▸ **Set exercise**
Exactly as written, please set down all of the entries again, with no pictures.

[Items from a dataset]

Start

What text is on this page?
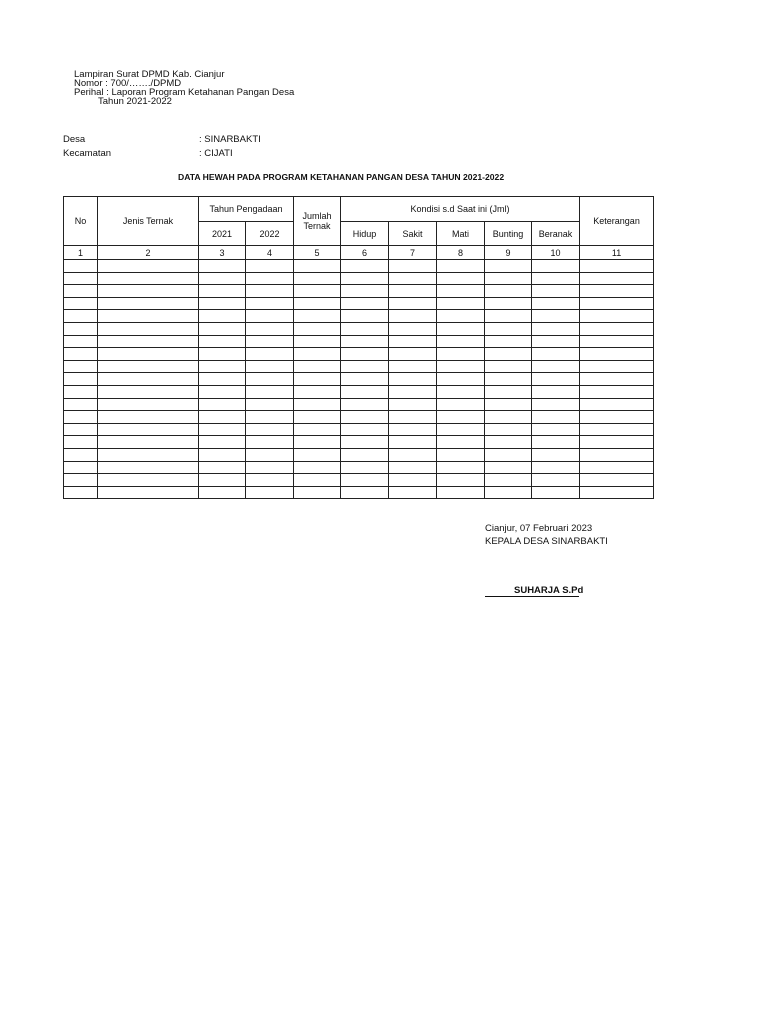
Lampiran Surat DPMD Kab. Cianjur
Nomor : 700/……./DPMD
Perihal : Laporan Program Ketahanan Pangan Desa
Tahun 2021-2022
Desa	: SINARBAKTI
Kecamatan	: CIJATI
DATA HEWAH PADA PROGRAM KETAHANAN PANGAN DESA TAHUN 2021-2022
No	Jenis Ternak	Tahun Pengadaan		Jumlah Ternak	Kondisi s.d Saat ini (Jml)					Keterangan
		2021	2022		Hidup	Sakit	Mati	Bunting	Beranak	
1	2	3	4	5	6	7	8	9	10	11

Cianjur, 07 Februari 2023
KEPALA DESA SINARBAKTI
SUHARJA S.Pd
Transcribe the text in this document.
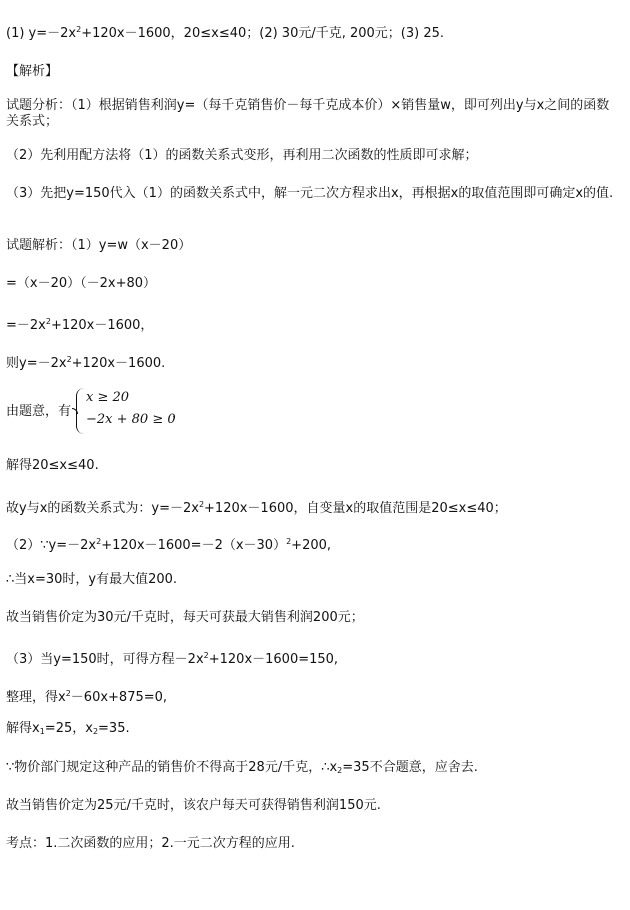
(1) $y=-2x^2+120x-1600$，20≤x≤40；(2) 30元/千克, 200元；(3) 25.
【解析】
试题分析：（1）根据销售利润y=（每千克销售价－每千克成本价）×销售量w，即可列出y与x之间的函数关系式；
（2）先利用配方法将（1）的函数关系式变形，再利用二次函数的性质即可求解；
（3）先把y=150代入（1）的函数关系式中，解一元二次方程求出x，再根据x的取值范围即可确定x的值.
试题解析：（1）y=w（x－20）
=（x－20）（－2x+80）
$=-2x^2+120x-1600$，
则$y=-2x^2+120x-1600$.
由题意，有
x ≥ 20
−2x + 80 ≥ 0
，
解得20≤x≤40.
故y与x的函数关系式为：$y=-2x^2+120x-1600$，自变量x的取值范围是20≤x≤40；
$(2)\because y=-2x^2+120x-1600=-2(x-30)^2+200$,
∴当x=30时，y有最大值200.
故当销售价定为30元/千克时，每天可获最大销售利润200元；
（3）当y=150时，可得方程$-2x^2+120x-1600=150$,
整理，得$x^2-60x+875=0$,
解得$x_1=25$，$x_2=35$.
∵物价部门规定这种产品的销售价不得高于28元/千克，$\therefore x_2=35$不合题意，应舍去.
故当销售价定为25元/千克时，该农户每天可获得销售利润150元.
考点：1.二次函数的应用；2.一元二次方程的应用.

End

▸ **Solution to this task**
What text is on this page?
Lampiran Surat DPMD Kab. Cianjur
Nomor : 700/……./DPMD
Perihal : Laporan Program Ketahanan Pangan Desa
Tahun 2021-2022
Desa	: SINARBAKTI
Kecamatan	: CIJATI
DATA HEWAH PADA PROGRAM KETAHANAN PANGAN DESA TAHUN 2021-2022
No	Jenis Ternak	Tahun Pengadaan		Jumlah Ternak	Kondisi s.d Saat ini (Jml)					Keterangan
		2021	2022		Hidup	Sakit	Mati	Bunting	Beranak	
1	2	3	4	5	6	7	8	9	10	11

Cianjur, 07 Februari 2023
KEPALA DESA SINARBAKTI
SUHARJA S.Pd
Transcribe the text in this document.
(1) $y=-2x^2+120x-1600$，20≤x≤40；(2) 30元/千克, 200元；(3) 25.
【解析】
试题分析：（1）根据销售利润y=（每千克销售价－每千克成本价）×销售量w，即可列出y与x之间的函数关系式；
（2）先利用配方法将（1）的函数关系式变形，再利用二次函数的性质即可求解；
（3）先把y=150代入（1）的函数关系式中，解一元二次方程求出x，再根据x的取值范围即可确定x的值.
试题解析：（1）y=w（x－20）
=（x－20）（－2x+80）
$=-2x^2+120x-1600$，
则$y=-2x^2+120x-1600$.
由题意，有
x ≥ 20
−2x + 80 ≥ 0
，
解得20≤x≤40.
故y与x的函数关系式为：$y=-2x^2+120x-1600$，自变量x的取值范围是20≤x≤40；
$(2)\because y=-2x^2+120x-1600=-2(x-30)^2+200$,
∴当x=30时，y有最大值200.
故当销售价定为30元/千克时，每天可获最大销售利润200元；
（3）当y=150时，可得方程$-2x^2+120x-1600=150$,
整理，得$x^2-60x+875=0$,
解得$x_1=25$，$x_2=35$.
∵物价部门规定这种产品的销售价不得高于28元/千克，$\therefore x_2=35$不合题意，应舍去.
故当销售价定为25元/千克时，该农户每天可获得销售利润150元.
考点：1.二次函数的应用；2.一元二次方程的应用.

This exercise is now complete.